#### PROBLEM
Scan the listing below for the word "title" and state how many lines hold it. Write nothing but the number.
##### MATERIAL TO PROCESS #####
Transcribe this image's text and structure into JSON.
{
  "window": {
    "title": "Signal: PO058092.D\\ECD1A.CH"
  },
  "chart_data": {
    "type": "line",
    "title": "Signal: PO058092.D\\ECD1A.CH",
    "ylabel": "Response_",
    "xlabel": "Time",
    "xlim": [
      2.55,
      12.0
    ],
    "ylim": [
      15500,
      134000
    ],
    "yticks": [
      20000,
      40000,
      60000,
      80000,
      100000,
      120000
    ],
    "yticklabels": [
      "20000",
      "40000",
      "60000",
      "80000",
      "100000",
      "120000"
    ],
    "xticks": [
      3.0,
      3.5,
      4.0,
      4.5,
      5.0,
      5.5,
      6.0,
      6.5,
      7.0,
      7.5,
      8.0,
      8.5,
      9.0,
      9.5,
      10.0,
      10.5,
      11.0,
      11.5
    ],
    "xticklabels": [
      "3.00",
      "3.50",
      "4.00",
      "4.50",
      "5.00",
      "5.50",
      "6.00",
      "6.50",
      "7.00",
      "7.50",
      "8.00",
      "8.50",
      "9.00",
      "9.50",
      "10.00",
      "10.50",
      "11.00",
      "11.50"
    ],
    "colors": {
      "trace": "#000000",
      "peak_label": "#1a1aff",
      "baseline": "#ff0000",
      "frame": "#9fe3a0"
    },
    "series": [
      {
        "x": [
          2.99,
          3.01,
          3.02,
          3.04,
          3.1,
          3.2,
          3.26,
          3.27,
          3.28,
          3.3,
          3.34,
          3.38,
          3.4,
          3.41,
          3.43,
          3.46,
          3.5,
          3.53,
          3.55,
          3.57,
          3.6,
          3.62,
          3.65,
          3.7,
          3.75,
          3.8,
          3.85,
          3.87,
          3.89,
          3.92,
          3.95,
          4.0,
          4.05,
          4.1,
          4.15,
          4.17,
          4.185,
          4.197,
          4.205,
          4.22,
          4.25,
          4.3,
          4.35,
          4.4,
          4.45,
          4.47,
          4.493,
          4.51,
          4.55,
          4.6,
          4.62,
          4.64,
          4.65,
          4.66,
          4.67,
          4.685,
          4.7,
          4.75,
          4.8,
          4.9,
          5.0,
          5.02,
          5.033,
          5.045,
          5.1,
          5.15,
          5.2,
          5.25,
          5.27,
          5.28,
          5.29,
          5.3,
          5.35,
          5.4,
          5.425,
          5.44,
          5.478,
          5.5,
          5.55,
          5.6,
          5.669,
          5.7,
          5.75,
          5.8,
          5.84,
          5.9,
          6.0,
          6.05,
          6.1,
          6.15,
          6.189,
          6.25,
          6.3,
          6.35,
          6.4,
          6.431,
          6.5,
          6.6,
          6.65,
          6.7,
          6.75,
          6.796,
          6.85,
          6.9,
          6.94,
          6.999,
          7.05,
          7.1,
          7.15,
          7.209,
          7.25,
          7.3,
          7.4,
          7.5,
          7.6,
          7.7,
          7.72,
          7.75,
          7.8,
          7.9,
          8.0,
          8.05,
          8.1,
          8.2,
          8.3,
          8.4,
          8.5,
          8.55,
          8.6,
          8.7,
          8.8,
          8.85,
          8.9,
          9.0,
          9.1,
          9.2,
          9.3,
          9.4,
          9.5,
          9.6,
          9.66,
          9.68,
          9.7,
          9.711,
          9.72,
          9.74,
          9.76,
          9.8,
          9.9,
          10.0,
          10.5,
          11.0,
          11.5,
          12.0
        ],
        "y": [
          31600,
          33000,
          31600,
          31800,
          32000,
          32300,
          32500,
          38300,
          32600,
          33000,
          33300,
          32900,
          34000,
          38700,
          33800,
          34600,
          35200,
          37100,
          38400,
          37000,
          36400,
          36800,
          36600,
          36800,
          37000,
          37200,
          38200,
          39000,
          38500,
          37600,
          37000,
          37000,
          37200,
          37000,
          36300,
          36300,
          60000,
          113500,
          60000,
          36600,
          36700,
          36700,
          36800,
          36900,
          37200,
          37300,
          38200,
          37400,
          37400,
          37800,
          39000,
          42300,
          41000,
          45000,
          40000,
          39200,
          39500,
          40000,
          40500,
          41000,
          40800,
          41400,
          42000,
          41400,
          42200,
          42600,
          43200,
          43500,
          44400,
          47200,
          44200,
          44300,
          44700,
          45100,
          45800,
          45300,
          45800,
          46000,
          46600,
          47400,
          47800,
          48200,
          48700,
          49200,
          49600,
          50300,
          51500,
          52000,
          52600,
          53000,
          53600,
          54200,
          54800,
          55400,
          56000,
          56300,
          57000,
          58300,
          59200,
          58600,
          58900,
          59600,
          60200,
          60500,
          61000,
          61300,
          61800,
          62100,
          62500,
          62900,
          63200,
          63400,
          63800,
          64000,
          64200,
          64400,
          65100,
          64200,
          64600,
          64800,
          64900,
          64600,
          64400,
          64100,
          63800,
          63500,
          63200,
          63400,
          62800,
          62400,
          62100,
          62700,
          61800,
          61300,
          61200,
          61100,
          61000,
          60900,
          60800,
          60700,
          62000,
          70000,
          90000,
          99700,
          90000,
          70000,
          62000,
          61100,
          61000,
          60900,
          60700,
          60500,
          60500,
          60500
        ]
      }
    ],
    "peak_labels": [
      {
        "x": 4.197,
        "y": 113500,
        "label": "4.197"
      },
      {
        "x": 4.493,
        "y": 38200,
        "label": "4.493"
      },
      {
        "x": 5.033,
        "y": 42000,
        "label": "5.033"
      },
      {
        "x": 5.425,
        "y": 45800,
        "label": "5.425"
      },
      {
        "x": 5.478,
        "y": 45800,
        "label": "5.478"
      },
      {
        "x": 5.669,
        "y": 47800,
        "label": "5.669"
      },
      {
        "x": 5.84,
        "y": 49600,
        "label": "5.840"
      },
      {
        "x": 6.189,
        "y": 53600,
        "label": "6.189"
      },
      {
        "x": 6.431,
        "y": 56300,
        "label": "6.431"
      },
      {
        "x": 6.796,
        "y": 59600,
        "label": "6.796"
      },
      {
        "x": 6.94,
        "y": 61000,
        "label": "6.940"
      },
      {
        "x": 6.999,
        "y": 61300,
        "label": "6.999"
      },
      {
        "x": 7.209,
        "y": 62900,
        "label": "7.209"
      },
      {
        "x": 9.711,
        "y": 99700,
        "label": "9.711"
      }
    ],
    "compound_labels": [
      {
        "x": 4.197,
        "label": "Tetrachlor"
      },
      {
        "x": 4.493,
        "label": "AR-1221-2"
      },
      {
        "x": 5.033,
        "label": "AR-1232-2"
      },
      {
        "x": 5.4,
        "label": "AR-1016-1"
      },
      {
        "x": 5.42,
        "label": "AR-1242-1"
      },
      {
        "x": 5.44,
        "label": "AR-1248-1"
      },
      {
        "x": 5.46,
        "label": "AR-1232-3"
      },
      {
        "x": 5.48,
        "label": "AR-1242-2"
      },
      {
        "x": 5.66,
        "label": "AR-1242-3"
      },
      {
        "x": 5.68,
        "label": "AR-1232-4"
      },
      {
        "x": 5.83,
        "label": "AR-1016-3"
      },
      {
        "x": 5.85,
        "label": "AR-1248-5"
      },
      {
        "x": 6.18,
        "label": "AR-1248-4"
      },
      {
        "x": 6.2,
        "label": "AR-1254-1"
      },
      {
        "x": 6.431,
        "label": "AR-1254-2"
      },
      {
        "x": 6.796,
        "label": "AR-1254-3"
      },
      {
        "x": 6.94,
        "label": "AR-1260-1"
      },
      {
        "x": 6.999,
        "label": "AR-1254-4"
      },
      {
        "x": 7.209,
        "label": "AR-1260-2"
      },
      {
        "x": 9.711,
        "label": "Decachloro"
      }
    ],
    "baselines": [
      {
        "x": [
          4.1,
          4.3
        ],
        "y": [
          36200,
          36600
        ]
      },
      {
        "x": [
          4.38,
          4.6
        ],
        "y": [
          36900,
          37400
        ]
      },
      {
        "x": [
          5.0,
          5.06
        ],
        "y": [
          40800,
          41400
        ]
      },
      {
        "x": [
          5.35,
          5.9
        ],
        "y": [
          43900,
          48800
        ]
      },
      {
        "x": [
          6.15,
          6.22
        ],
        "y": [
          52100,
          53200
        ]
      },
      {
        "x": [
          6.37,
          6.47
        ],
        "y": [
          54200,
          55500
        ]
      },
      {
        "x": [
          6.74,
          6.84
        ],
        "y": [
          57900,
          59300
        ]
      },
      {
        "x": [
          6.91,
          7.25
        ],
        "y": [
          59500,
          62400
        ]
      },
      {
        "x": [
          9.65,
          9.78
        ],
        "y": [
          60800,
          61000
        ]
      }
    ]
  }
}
#####
#### SOLUTION TO THE PROBLEM
2